▸ Short problem: Answer with nothing except the number of lines that contain the word "今年的圣诞夜".

▸ Input records:
========
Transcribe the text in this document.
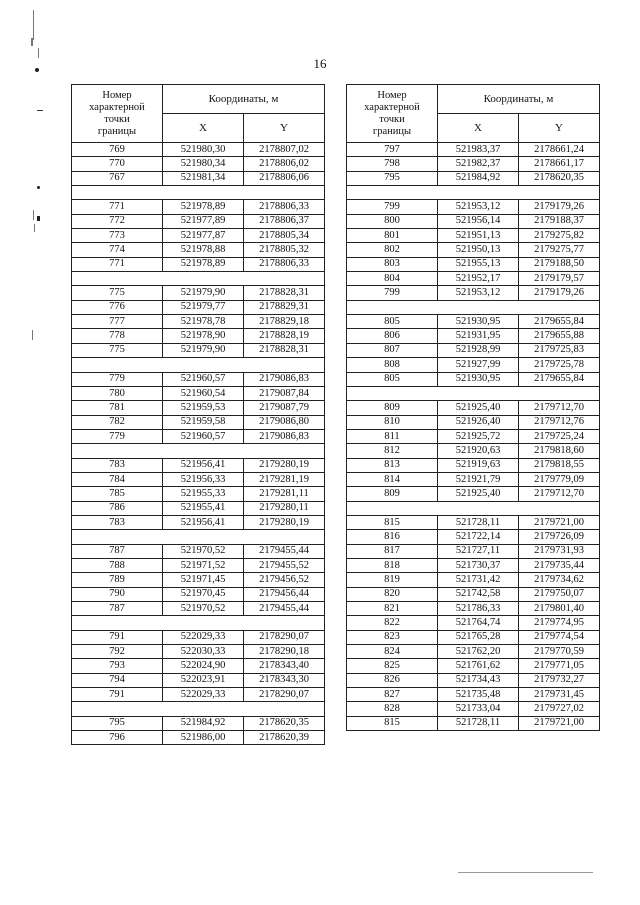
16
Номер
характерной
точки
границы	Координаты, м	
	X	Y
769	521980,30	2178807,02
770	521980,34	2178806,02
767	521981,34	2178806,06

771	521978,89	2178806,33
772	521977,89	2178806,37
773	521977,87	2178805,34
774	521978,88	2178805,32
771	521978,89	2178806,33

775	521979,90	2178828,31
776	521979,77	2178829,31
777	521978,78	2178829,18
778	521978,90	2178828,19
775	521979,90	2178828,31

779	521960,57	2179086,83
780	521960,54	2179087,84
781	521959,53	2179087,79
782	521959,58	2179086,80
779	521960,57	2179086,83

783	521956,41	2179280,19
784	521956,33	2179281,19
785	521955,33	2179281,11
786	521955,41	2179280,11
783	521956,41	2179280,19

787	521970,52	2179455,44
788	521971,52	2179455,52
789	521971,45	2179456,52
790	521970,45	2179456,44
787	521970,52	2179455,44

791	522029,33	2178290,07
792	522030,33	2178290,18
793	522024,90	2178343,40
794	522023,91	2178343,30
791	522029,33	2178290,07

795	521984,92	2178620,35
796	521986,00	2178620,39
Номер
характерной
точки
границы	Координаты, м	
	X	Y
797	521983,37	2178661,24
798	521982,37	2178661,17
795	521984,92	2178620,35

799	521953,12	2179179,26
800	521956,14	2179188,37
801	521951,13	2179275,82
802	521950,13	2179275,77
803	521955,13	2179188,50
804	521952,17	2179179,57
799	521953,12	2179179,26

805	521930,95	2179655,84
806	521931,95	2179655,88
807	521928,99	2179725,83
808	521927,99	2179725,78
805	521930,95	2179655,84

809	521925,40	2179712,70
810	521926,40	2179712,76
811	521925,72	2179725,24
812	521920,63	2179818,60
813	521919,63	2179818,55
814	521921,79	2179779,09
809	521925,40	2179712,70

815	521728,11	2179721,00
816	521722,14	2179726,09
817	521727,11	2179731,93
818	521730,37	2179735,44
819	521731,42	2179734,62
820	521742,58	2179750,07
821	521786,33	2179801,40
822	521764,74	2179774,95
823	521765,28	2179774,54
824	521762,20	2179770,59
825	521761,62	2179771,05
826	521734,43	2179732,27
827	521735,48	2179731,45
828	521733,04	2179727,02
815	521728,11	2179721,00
========
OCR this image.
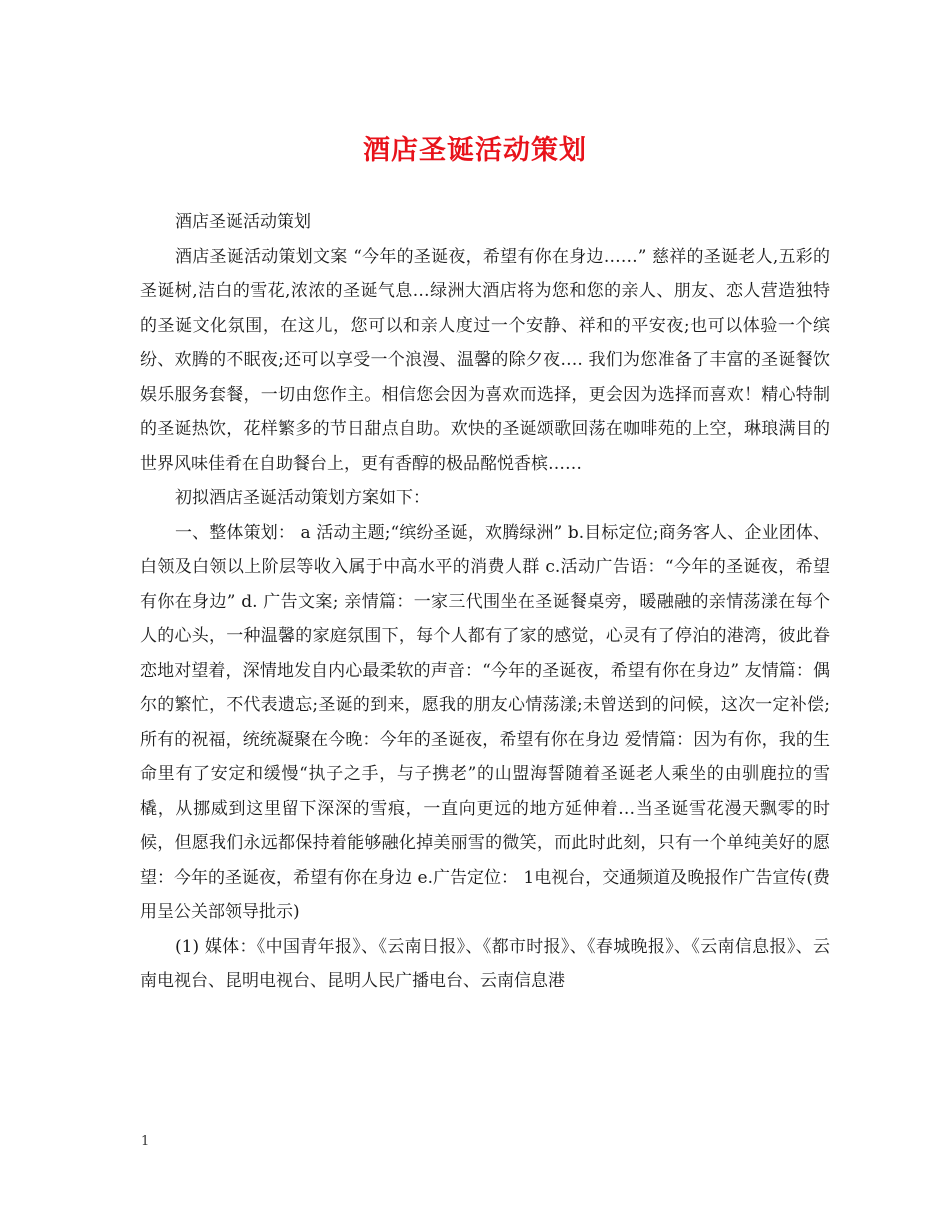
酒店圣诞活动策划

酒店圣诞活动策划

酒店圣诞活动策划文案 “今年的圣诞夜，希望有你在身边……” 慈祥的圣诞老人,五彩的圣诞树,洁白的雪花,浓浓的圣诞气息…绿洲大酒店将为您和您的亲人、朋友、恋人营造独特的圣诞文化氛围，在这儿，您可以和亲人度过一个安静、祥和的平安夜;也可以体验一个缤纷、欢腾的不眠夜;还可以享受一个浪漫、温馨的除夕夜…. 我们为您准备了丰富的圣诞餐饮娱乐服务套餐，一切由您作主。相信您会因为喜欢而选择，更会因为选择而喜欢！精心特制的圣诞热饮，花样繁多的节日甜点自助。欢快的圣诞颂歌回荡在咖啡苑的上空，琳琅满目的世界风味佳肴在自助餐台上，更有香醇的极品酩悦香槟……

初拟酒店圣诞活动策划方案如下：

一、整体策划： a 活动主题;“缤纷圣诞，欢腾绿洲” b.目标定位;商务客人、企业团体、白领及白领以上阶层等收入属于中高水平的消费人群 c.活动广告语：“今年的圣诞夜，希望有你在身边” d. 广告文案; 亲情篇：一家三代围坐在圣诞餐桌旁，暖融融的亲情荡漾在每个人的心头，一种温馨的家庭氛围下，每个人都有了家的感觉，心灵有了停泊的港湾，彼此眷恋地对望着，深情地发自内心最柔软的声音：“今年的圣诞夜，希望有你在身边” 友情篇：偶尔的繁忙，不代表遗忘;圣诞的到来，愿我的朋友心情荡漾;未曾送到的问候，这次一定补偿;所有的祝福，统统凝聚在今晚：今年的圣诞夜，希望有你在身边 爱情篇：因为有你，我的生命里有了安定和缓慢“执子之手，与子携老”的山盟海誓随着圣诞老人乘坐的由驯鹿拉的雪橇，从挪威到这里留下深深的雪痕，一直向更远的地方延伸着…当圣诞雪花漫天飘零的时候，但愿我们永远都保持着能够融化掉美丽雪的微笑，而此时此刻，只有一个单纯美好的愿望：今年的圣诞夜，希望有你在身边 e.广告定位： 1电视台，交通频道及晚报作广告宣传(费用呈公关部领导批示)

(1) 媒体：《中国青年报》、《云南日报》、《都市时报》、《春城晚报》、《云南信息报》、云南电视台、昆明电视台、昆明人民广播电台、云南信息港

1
========
▸ Complete output: 2